Written problem ▸ Find every line below that contains the word "name" and copy it out.

Data for processing ▸
-- -- --

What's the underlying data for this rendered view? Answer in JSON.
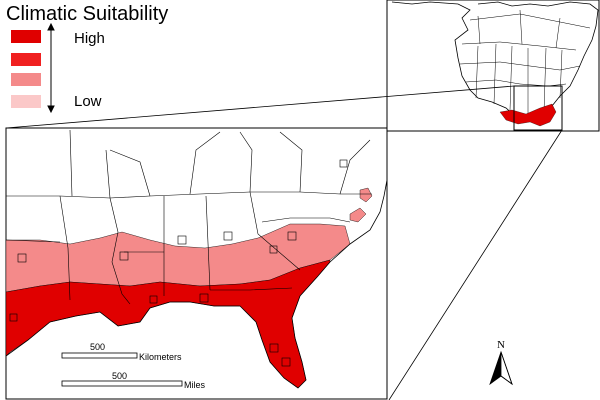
{
  "legend": {
    "title": "Climatic Suitability",
    "high_label": "High",
    "low_label": "Low",
    "classes": [
      {
        "rank": 1,
        "color": "#e00000"
      },
      {
        "rank": 2,
        "color": "#f02020"
      },
      {
        "rank": 3,
        "color": "#f48a8a"
      },
      {
        "rank": 4,
        "color": "#fbc8c8"
      }
    ]
  },
  "scalebar": {
    "km_value": "500",
    "km_unit": "Kilometers",
    "mi_value": "500",
    "mi_unit": "Miles"
  },
  "north_arrow": {
    "label": "N"
  },
  "colors": {
    "highest": "#e00000",
    "low": "#f48a8a",
    "background_land": "#ffffff",
    "outline": "#000000"
  }
}
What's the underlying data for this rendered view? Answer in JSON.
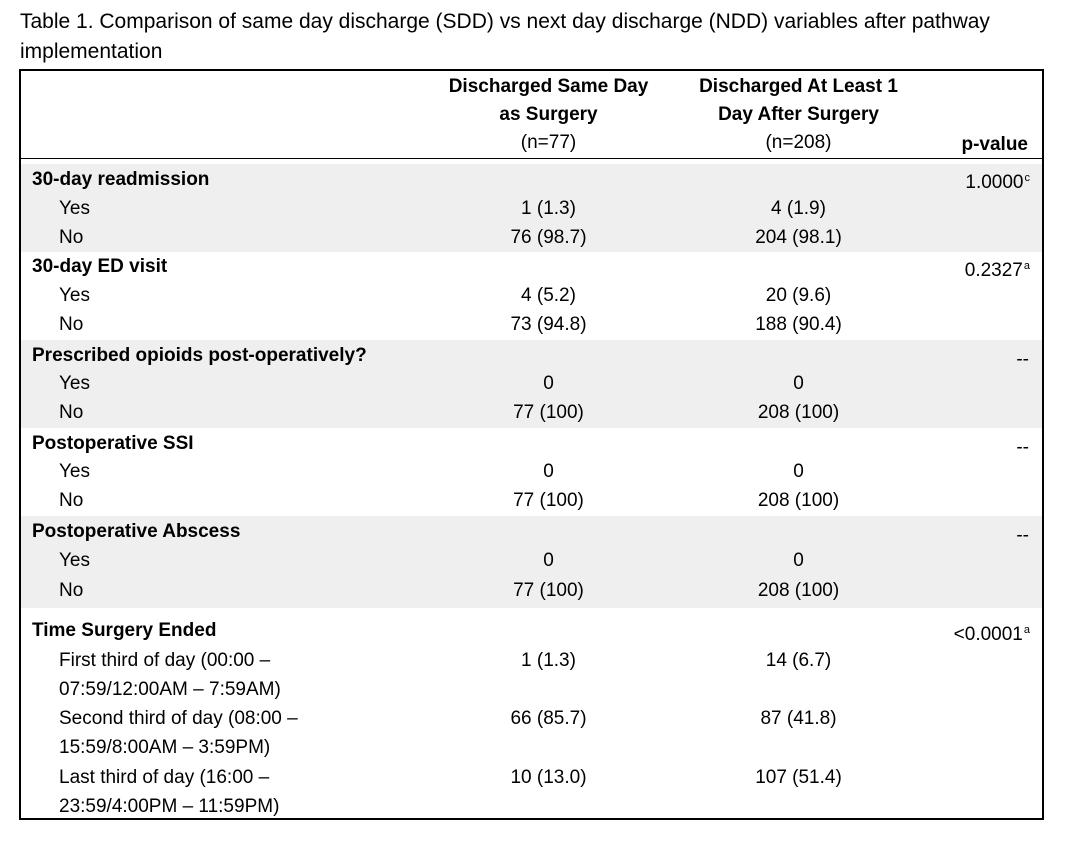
{
  "caption": "Table 1. Comparison of same day discharge (SDD) vs next day discharge (NDD) variables after pathway implementation",
  "header": {
    "col1_line1": "Discharged Same Day",
    "col1_line2": "as Surgery",
    "col1_n": "(n=77)",
    "col2_line1": "Discharged At Least 1",
    "col2_line2": "Day After Surgery",
    "col2_n": "(n=208)",
    "col3": "p-value"
  },
  "sections": [
    {
      "label": "30-day readmission",
      "p_value": "1.0000",
      "p_sup": "c",
      "rows": [
        {
          "label": "Yes",
          "sdd": "1 (1.3)",
          "ndd": "4 (1.9)"
        },
        {
          "label": "No",
          "sdd": "76 (98.7)",
          "ndd": "204 (98.1)"
        }
      ]
    },
    {
      "label": "30-day ED visit",
      "p_value": "0.2327",
      "p_sup": "a",
      "rows": [
        {
          "label": "Yes",
          "sdd": "4 (5.2)",
          "ndd": "20 (9.6)"
        },
        {
          "label": "No",
          "sdd": "73 (94.8)",
          "ndd": "188 (90.4)"
        }
      ]
    },
    {
      "label": "Prescribed opioids post-operatively?",
      "p_value": "--",
      "p_sup": "",
      "rows": [
        {
          "label": "Yes",
          "sdd": "0",
          "ndd": "0"
        },
        {
          "label": "No",
          "sdd": "77 (100)",
          "ndd": "208 (100)"
        }
      ]
    },
    {
      "label": "Postoperative SSI",
      "p_value": "--",
      "p_sup": "",
      "rows": [
        {
          "label": "Yes",
          "sdd": "0",
          "ndd": "0"
        },
        {
          "label": "No",
          "sdd": "77 (100)",
          "ndd": "208 (100)"
        }
      ]
    },
    {
      "label": "Postoperative Abscess",
      "p_value": "--",
      "p_sup": "",
      "rows": [
        {
          "label": "Yes",
          "sdd": "0",
          "ndd": "0"
        },
        {
          "label": "No",
          "sdd": "77 (100)",
          "ndd": "208 (100)"
        }
      ]
    },
    {
      "label": "Time Surgery Ended",
      "p_value": "<0.0001",
      "p_sup": "a",
      "rows": [
        {
          "label_line1": "First third of day (00:00 –",
          "label_line2": "07:59/12:00AM – 7:59AM)",
          "sdd": "1 (1.3)",
          "ndd": "14 (6.7)"
        },
        {
          "label_line1": "Second third of day (08:00 –",
          "label_line2": "15:59/8:00AM – 3:59PM)",
          "sdd": "66 (85.7)",
          "ndd": "87 (41.8)"
        },
        {
          "label_line1": "Last third of day (16:00 –",
          "label_line2": "23:59/4:00PM – 11:59PM)",
          "sdd": "10 (13.0)",
          "ndd": "107 (51.4)"
        }
      ]
    }
  ]
}
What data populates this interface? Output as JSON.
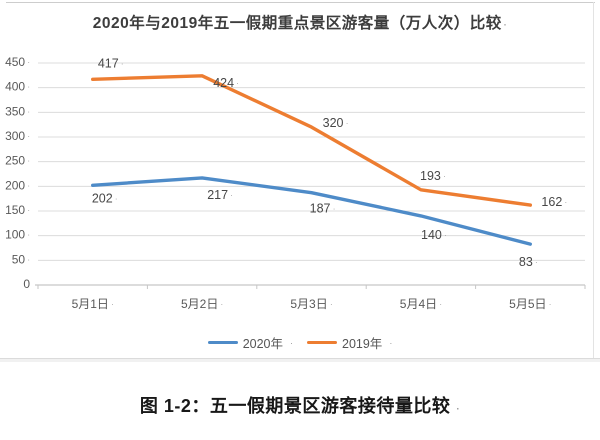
{
  "page": {
    "format_mark": "·",
    "caption": "图 1-2：五一假期景区游客接待量比较"
  },
  "chart_data": {
    "type": "line",
    "title": "2020年与2019年五一假期重点景区游客量（万人次）比较",
    "categories": [
      "5月1日",
      "5月2日",
      "5月3日",
      "5月4日",
      "5月5日"
    ],
    "series": [
      {
        "name": "2020年",
        "color": "#4e8bc8",
        "values": [
          202,
          217,
          187,
          140,
          83
        ]
      },
      {
        "name": "2019年",
        "color": "#ed7d31",
        "values": [
          417,
          424,
          320,
          193,
          162
        ]
      }
    ],
    "ylim": [
      0,
      450
    ],
    "yticks": [
      0,
      50,
      100,
      150,
      200,
      250,
      300,
      350,
      400,
      450
    ],
    "xlabel": "",
    "ylabel": "",
    "grid": true,
    "legend_position": "bottom",
    "colors": {
      "gridline": "#dcdcdc",
      "axis": "#c6c6c6",
      "tick_text": "#595959",
      "data_label": "#474747",
      "format_mark": "#9b9b9b"
    }
  }
}
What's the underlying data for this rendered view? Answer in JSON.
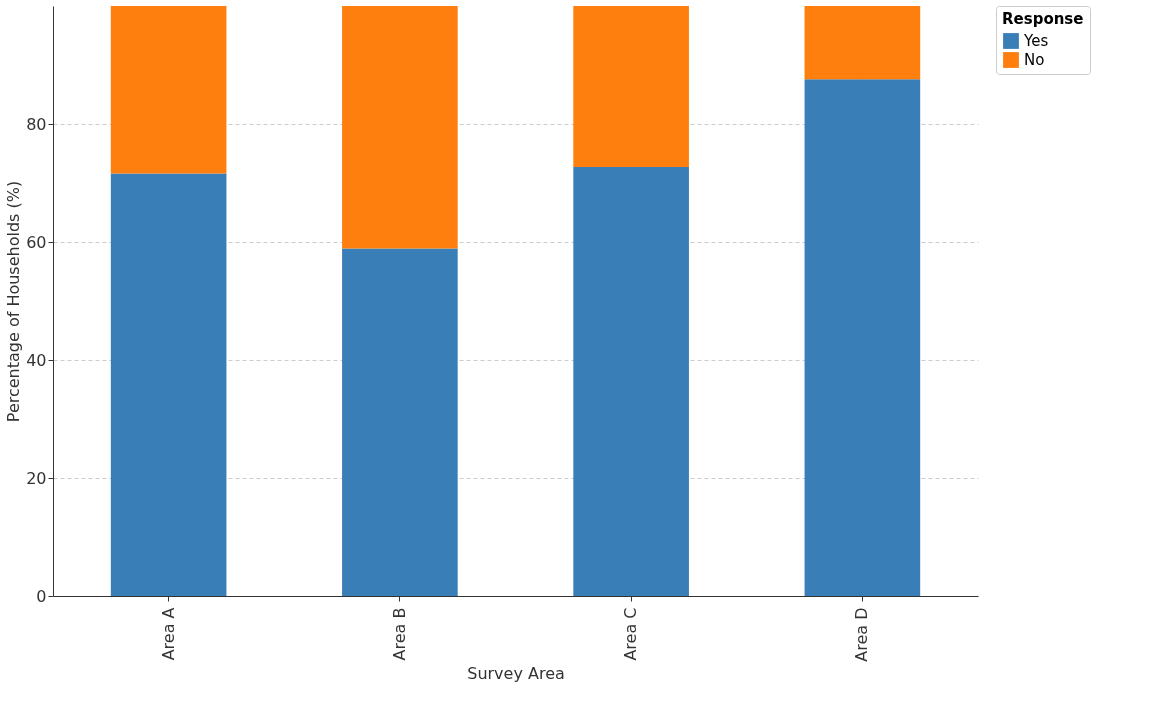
{
  "chart_data": {
    "type": "bar",
    "stacked": true,
    "xlabel": "Survey Area",
    "ylabel": "Percentage of Households (%)",
    "legend_title": "Response",
    "categories": [
      "Area A",
      "Area B",
      "Area C",
      "Area D"
    ],
    "series": [
      {
        "name": "Yes",
        "color": "#3a7eb8",
        "values": [
          71.6,
          58.9,
          72.7,
          87.6
        ]
      },
      {
        "name": "No",
        "color": "#ff7f0e",
        "values": [
          28.4,
          41.1,
          27.3,
          12.4
        ]
      }
    ],
    "ylim": [
      0,
      100
    ],
    "yticks": [
      0,
      20,
      40,
      60,
      80
    ],
    "grid": true,
    "legend": "top right"
  }
}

-- -- --

Response below ▸
        "name": "2020年",
        "name": "2019年",
        "name": "Yes",
        "name": "No",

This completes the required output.